**Work required**
Spot each line in the records below where the word "using" occurs, then copy it.

**Data for the task**
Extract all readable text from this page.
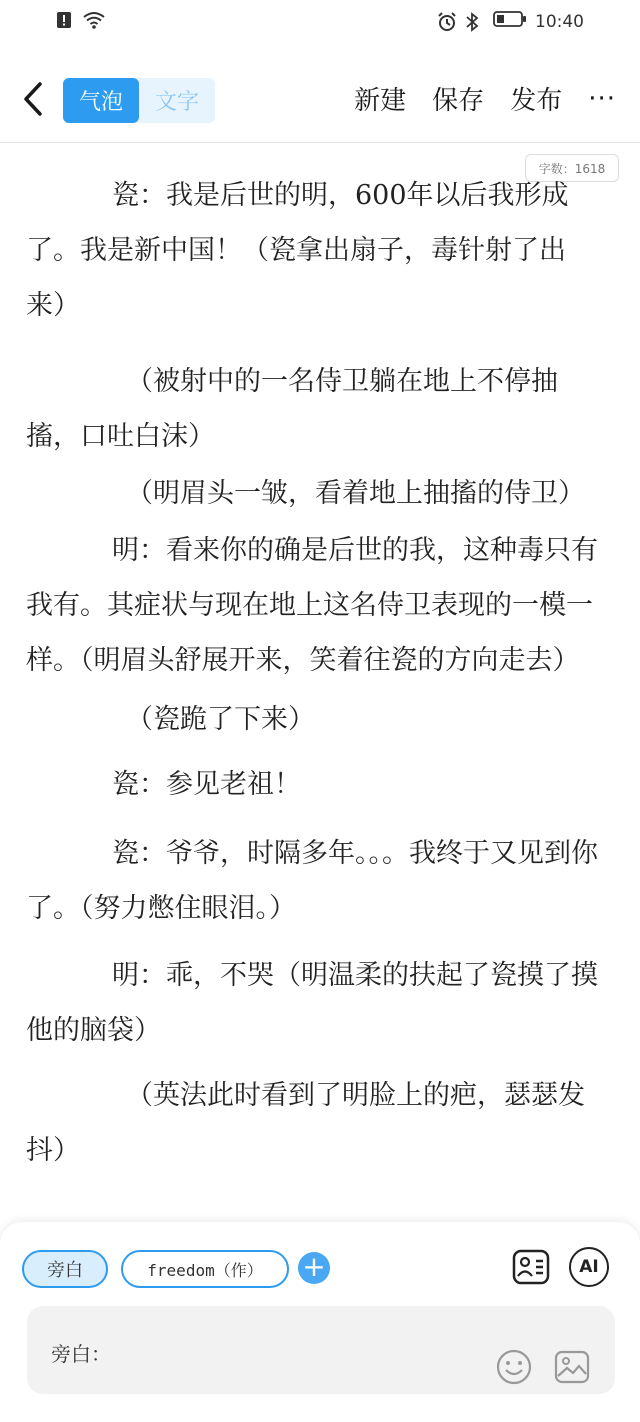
10:40
气泡	文字	新建 保存 发布 ···
字数：1618

瓷：我是后世的明，600年以后我形成了。我是新中国！（瓷拿出扇子，毒针射了出来）

（被射中的一名侍卫躺在地上不停抽搐，口吐白沫）

（明眉头一皱，看着地上抽搐的侍卫）

明：看来你的确是后世的我，这种毒只有我有。其症状与现在地上这名侍卫表现的一模一样。（明眉头舒展开来，笑着往瓷的方向走去）

（瓷跪了下来）

瓷：参见老祖！

瓷：爷爷，时隔多年。。。我终于又见到你了。（努力憋住眼泪。）

明：乖，不哭（明温柔的扶起了瓷摸了摸他的脑袋）

（英法此时看到了明脸上的疤，瑟瑟发抖）

旁白	freedom（作）	+	AI
旁白：
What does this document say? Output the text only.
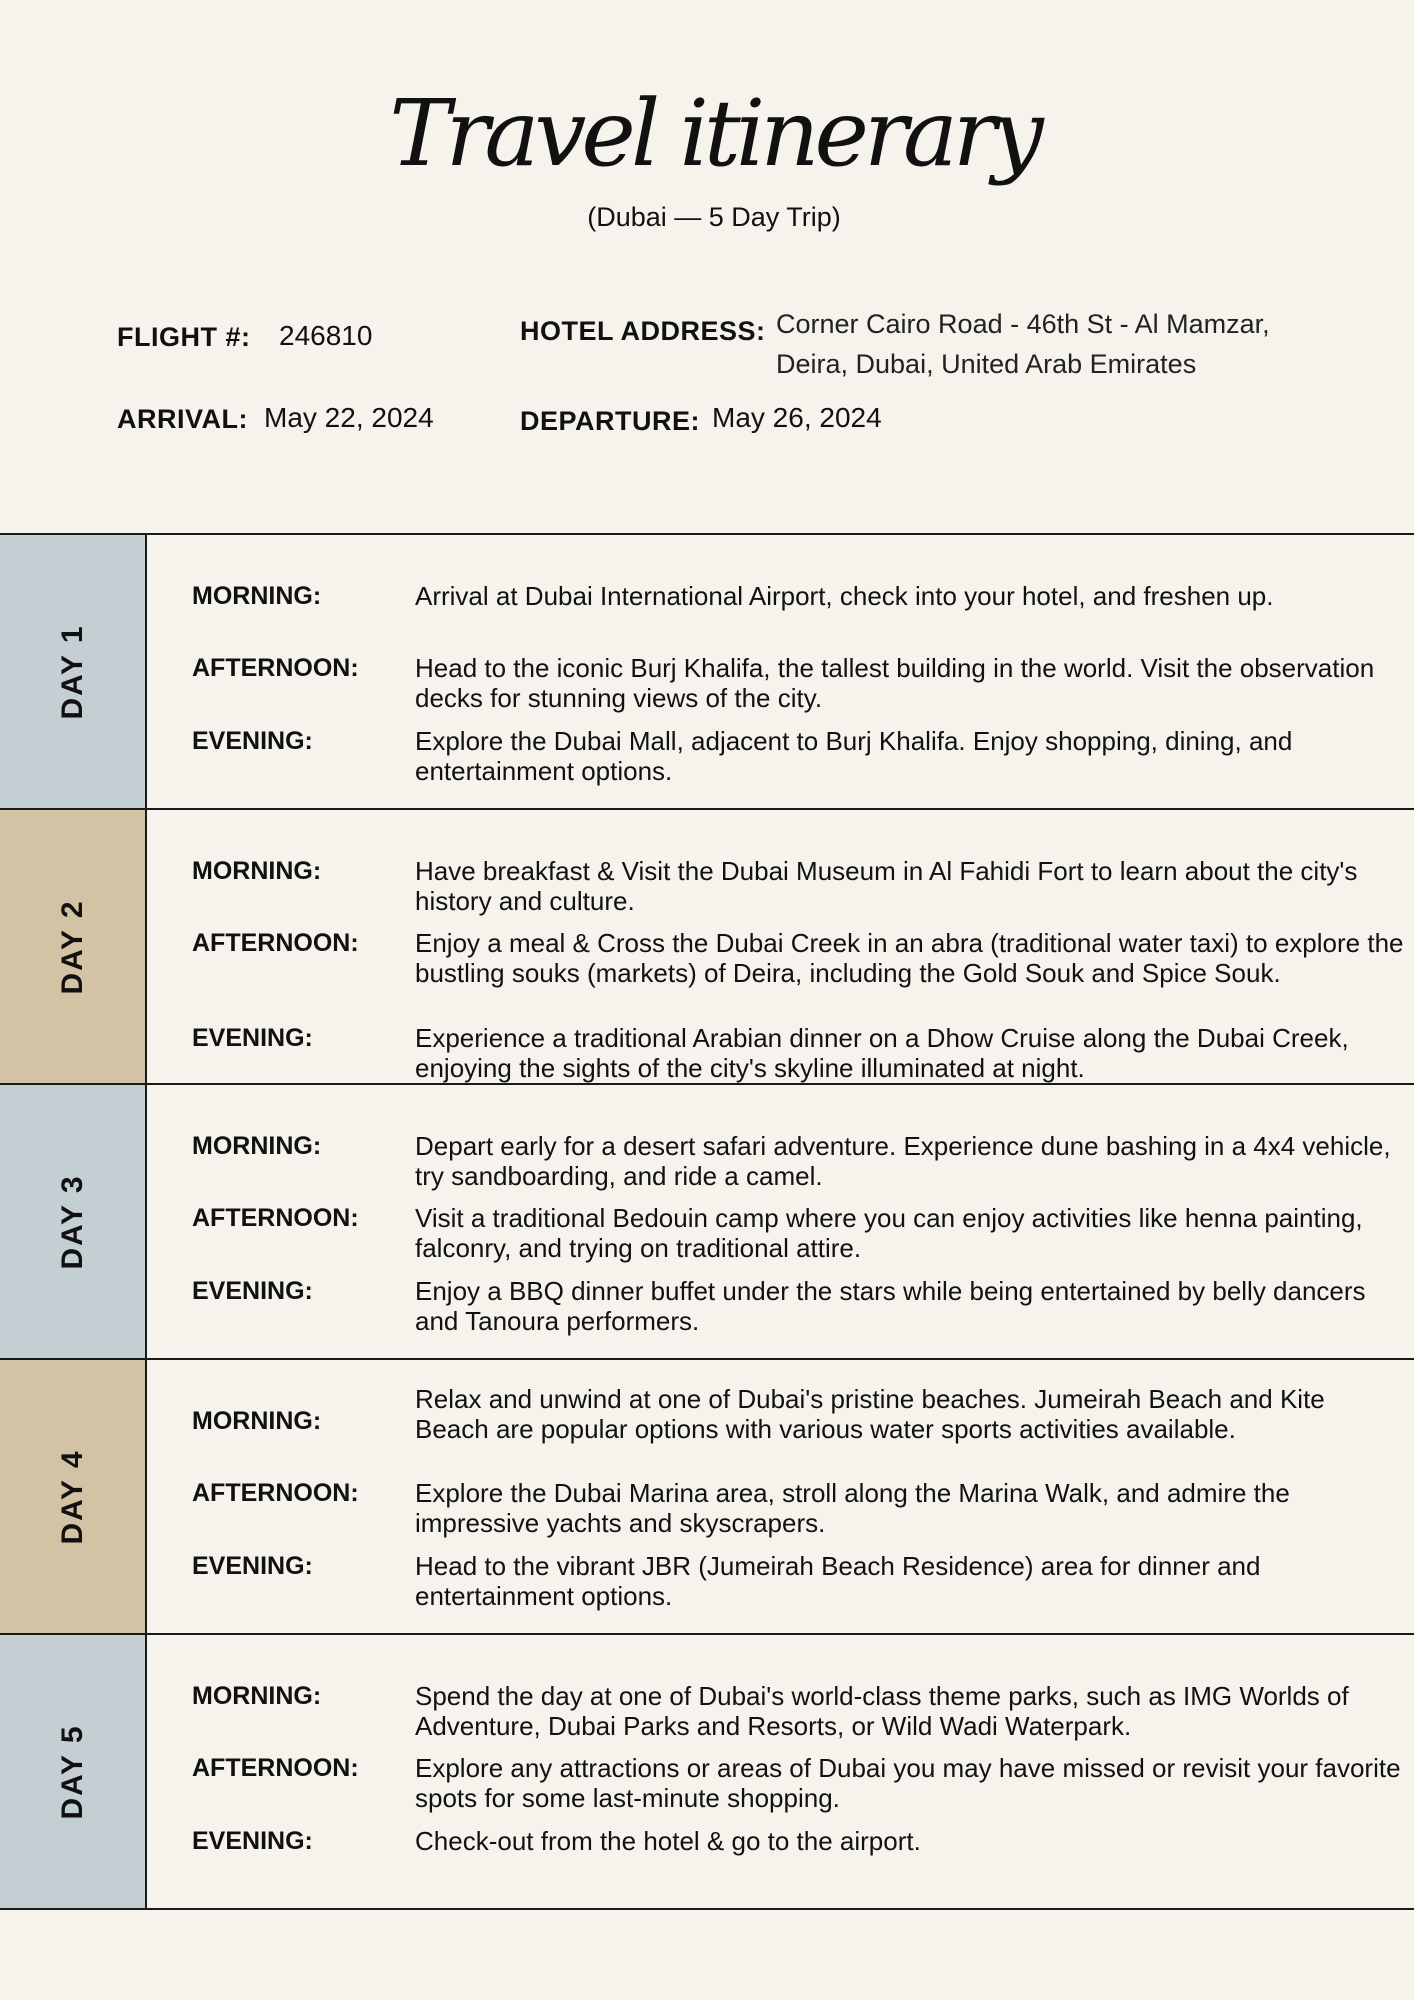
Travel itinerary
(Dubai — 5 Day Trip)
FLIGHT #: 246810
ARRIVAL: May 22, 2024
HOTEL ADDRESS: Corner Cairo Road - 46th St - Al Mamzar,
Deira, Dubai, United Arab Emirates
DEPARTURE: May 26, 2024
DAY 1
MORNING:	Arrival at Dubai International Airport, check into your hotel, and freshen up.
AFTERNOON: Head to the iconic Burj Khalifa, the tallest building in the world. Visit the observation decks for stunning views of the city.
EVENING:	Explore the Dubai Mall, adjacent to Burj Khalifa. Enjoy shopping, dining, and entertainment options.
DAY 2
MORNING:	Have breakfast & Visit the Dubai Museum in Al Fahidi Fort to learn about the city's history and culture.
AFTERNOON: Enjoy a meal & Cross the Dubai Creek in an abra (traditional water taxi) to explore the bustling souks (markets) of Deira, including the Gold Souk and Spice Souk.
EVENING:	Experience a traditional Arabian dinner on a Dhow Cruise along the Dubai Creek, enjoying the sights of the city's skyline illuminated at night.
DAY 3
MORNING:	Depart early for a desert safari adventure. Experience dune bashing in a 4x4 vehicle, try sandboarding, and ride a camel.
AFTERNOON: Visit a traditional Bedouin camp where you can enjoy activities like henna painting, falconry, and trying on traditional attire.
EVENING:	Enjoy a BBQ dinner buffet under the stars while being entertained by belly dancers and Tanoura performers.
DAY 4
MORNING:
Relax and unwind at one of Dubai's pristine beaches. Jumeirah Beach and Kite Beach are popular options with various water sports activities available.
AFTERNOON: Explore the Dubai Marina area, stroll along the Marina Walk, and admire the impressive yachts and skyscrapers.
EVENING:	Head to the vibrant JBR (Jumeirah Beach Residence) area for dinner and entertainment options.
DAY 5
MORNING:	Spend the day at one of Dubai's world-class theme parks, such as IMG Worlds of Adventure, Dubai Parks and Resorts, or Wild Wadi Waterpark.
AFTERNOON: Explore any attractions or areas of Dubai you may have missed or revisit your favorite spots for some last-minute shopping.
EVENING:	Check-out from the hotel & go to the airport.
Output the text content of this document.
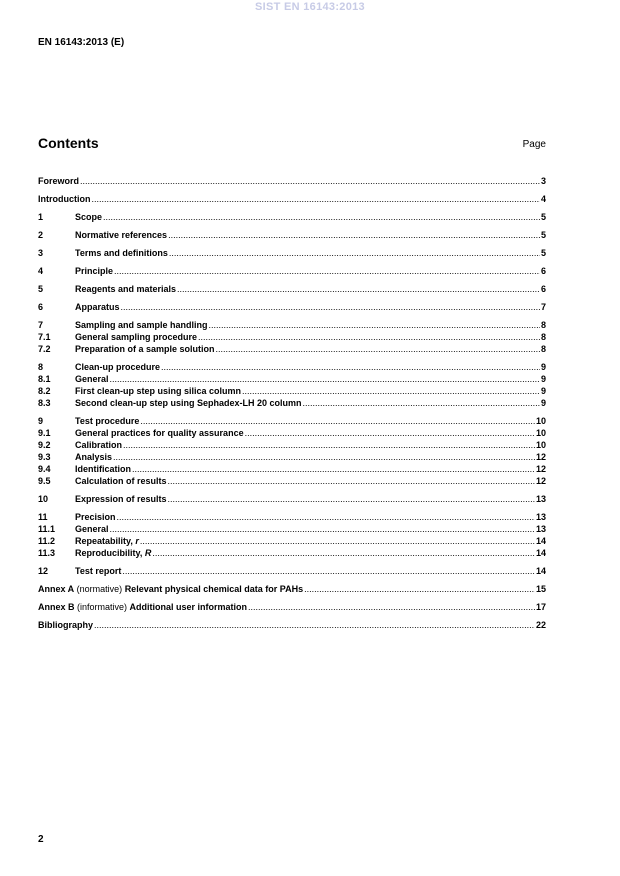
SIST EN 16143:2013
EN 16143:2013 (E)
Contents	Page
Foreword .....	3
Introduction .....	4
1	Scope .....	5
2	Normative references .....	5
3	Terms and definitions .....	5
4	Principle .....	6
5	Reagents and materials .....	6
6	Apparatus .....	7
7	Sampling and sample handling .....	8
7.1	General sampling procedure .....	8
7.2	Preparation of a sample solution .....	8
8	Clean-up procedure .....	9
8.1	General .....	9
8.2	First clean-up step using silica column .....	9
8.3	Second clean-up step using Sephadex-LH 20 column .....	9
9	Test procedure .....	10
9.1	General practices for quality assurance .....	10
9.2	Calibration .....	10
9.3	Analysis .....	12
9.4	Identification .....	12
9.5	Calculation of results .....	12
10	Expression of results .....	13
11	Precision .....	13
11.1	General .....	13
11.2	Repeatability, r .....	14
11.3	Reproducibility, R .....	14
12	Test report .....	14
Annex A (normative) Relevant physical chemical data for PAHs .....	15
Annex B (informative) Additional user information .....	17
Bibliography .....	22
2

**Full answer**
8.2	First clean-up step using silica column .....	9
8.3	Second clean-up step using Sephadex-LH 20 column .....	9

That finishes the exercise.